◆ **What this exercise asks**
(a) List every header in the WarpReduceBatched source file whose include path begins with "cuda/".
(b) Copy out the lines of the records, starting with the first line and going on through the line that contains "visit-label: Visit this".

◆ **Passage given**
--------------------------------

Implement WarpReduceBatched

Includes extensive testing

Author: pauleonix

cub/cub/warp/warp_reduce_batched.cuh

@@ -0,0 +1,352 @@
+// SPDX-FileCopyrightText: Copyright (c) 2025, NVIDIA CORPORATION. All rights reserved.
+// SPDX-License-Identifier: BSD-3
+
+//! @file
+//! @rst
+//! The ``cub::WarpReduceBatched`` class provides :ref:`collective <collective-primitives>` methods for
+//! performing batched parallel reductions of multiple arrays partitioned across a CUDA thread warp.
+//! @endrst
+
+#pragma once
+
+#include <cub/config.cuh>
+
+#if defined(_CCCL_IMPLICIT_SYSTEM_HEADER_GCC)
+#  pragma GCC system_header
+#elif defined(_CCCL_IMPLICIT_SYSTEM_HEADER_CLANG)
+#  pragma clang system_header
+#elif defined(_CCCL_IMPLICIT_SYSTEM_HEADER_MSVC)
+#  pragma system_header
+#endif // no system header
+
+#include <cub/detail/type_traits.cuh>
+#include <cub/thread/thread_operators.cuh>
+#include <cub/util_type.cuh>
+
+#include <cuda/__ptx/instructions/get_sreg.h>
+#include <cuda/bit>
+#include <cuda/cmath>
+#include <cuda/std/__functional/operations.h>
+#include <cuda/std/__iterator/iterator_traits.h>
+#include <cuda/warp>
+
+CUB_NAMESPACE_BEGIN
+
+//! @rst
+//! The ``WarpReduceBatched`` class provides :ref:`collective <collective-primitives>` methods for performing
+//! batched parallel reductions of multiple arrays partitioned across a CUDA thread warp using the WSPRO algorithm.
+//!

--------------------------------

◆ **Supplied records**
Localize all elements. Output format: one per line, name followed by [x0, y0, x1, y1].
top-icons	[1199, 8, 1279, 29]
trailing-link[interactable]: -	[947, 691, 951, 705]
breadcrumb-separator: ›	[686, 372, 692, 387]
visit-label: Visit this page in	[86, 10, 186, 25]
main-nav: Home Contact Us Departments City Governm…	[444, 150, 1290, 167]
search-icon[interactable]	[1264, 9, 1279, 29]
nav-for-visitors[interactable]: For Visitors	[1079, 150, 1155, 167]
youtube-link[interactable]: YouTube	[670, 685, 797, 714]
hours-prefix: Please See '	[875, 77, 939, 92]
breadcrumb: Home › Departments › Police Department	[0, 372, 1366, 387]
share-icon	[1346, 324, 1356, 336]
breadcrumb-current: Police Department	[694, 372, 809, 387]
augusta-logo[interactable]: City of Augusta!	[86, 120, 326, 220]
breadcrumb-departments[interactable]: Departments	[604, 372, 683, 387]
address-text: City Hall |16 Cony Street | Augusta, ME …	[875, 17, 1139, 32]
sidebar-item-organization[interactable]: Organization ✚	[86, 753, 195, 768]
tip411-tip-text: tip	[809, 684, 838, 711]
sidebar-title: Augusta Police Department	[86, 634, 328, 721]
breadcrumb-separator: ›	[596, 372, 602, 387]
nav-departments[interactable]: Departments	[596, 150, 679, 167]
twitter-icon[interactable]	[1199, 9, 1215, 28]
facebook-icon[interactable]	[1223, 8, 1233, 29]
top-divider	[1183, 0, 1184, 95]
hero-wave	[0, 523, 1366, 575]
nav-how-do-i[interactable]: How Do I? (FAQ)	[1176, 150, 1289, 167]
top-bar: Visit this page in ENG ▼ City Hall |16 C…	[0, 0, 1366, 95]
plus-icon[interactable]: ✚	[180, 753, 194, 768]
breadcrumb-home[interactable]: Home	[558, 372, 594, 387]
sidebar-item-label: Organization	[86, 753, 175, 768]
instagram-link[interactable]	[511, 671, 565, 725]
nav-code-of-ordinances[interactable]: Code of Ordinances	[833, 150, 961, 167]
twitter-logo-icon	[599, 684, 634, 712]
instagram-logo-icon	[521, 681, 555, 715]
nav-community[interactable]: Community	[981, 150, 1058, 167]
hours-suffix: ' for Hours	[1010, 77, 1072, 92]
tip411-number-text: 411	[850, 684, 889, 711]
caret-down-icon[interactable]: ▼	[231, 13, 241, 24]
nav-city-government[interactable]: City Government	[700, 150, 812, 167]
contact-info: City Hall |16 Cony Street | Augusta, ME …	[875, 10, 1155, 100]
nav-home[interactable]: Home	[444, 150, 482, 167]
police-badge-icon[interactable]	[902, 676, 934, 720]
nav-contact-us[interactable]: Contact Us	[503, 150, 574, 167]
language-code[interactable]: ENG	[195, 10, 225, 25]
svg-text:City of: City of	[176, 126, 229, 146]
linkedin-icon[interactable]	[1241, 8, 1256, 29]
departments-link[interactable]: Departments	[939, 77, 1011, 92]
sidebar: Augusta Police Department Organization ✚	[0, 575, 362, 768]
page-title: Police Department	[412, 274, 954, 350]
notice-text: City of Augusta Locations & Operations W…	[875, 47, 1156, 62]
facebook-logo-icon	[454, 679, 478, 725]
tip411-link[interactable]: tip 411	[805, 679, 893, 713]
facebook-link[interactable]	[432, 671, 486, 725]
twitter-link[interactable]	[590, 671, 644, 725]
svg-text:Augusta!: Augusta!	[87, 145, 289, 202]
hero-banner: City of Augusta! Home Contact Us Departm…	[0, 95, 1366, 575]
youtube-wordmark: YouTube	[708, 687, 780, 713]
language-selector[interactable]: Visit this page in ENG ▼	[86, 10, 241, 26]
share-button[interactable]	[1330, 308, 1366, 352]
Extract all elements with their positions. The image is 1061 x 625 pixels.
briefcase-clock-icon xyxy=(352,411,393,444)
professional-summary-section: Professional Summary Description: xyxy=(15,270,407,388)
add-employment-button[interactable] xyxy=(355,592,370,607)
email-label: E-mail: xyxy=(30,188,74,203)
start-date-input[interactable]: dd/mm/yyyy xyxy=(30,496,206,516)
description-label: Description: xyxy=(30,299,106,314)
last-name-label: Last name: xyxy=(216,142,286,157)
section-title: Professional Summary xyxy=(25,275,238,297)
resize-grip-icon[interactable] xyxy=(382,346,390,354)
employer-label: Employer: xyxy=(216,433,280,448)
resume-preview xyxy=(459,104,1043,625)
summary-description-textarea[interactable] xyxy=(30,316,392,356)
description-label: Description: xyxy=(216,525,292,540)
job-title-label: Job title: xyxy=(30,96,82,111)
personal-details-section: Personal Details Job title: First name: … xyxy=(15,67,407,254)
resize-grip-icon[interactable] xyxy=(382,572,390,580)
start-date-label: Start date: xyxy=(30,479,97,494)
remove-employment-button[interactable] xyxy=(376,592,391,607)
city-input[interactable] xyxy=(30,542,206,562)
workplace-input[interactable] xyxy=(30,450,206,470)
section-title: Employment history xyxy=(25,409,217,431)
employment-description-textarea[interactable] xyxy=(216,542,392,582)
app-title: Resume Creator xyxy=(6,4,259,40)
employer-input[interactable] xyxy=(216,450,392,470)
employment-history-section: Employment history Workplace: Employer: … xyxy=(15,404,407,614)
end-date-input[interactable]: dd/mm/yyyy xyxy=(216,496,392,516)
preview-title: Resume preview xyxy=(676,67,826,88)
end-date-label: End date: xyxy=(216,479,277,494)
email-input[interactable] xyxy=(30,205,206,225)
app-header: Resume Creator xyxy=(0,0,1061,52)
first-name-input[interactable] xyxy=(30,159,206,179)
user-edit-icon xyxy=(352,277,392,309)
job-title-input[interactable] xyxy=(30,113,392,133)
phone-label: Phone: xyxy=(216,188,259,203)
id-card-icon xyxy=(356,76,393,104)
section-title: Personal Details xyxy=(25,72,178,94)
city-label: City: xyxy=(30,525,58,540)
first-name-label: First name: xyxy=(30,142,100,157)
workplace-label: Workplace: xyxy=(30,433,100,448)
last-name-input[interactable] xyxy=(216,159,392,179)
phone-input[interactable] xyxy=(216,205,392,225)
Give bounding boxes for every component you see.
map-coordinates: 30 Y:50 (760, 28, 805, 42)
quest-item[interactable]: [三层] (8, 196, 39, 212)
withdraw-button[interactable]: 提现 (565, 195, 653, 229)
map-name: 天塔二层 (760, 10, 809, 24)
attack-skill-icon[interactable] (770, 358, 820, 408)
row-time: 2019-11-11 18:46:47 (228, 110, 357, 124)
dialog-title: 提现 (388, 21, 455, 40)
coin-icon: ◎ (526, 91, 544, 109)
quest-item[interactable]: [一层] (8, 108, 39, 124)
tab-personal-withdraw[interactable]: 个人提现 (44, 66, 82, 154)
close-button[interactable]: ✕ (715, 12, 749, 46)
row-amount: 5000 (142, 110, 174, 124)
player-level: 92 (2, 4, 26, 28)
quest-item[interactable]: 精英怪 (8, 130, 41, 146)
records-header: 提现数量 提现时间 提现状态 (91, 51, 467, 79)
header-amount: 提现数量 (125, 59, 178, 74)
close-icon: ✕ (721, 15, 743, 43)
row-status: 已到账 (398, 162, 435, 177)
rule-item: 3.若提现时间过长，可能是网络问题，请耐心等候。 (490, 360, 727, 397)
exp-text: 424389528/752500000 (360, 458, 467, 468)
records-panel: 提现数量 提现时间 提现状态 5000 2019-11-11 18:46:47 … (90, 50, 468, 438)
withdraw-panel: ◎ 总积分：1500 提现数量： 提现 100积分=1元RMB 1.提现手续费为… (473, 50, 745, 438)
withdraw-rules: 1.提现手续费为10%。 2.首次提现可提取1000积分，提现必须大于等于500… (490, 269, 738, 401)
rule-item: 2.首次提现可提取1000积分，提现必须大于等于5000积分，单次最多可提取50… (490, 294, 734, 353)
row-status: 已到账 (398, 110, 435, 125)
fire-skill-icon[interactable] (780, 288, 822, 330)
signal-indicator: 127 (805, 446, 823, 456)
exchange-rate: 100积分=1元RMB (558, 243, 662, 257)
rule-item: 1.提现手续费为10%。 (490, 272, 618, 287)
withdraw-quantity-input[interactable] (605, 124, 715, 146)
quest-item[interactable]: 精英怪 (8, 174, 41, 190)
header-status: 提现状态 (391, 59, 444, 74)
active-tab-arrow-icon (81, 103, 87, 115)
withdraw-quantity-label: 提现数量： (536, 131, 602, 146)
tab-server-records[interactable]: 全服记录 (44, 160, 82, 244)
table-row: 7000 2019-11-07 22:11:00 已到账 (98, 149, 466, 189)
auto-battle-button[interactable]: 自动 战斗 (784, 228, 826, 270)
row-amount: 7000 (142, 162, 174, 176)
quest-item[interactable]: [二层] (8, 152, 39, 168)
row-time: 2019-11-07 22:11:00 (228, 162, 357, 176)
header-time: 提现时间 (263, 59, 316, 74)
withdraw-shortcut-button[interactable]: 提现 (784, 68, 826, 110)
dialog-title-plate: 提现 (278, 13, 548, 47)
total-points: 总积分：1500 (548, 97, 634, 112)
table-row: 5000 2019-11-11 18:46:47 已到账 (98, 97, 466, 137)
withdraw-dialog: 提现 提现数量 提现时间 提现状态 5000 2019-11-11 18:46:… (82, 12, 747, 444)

--------------------------------

◆ **Outputs in order**
(a)
cuda/__ptx/instructions/get_sreg.h
cuda/bit
cuda/cmath
cuda/std/__functional/operations.h
cuda/std/__iterator/iterator_traits.h
cuda/warp

(b)
Localize all elements. Output format: one per line, name followed by [x0, y0, x1, y1].
top-icons	[1199, 8, 1279, 29]
trailing-link[interactable]: -	[947, 691, 951, 705]
breadcrumb-separator: ›	[686, 372, 692, 387]
visit-label: Visit this page in	[86, 10, 186, 25]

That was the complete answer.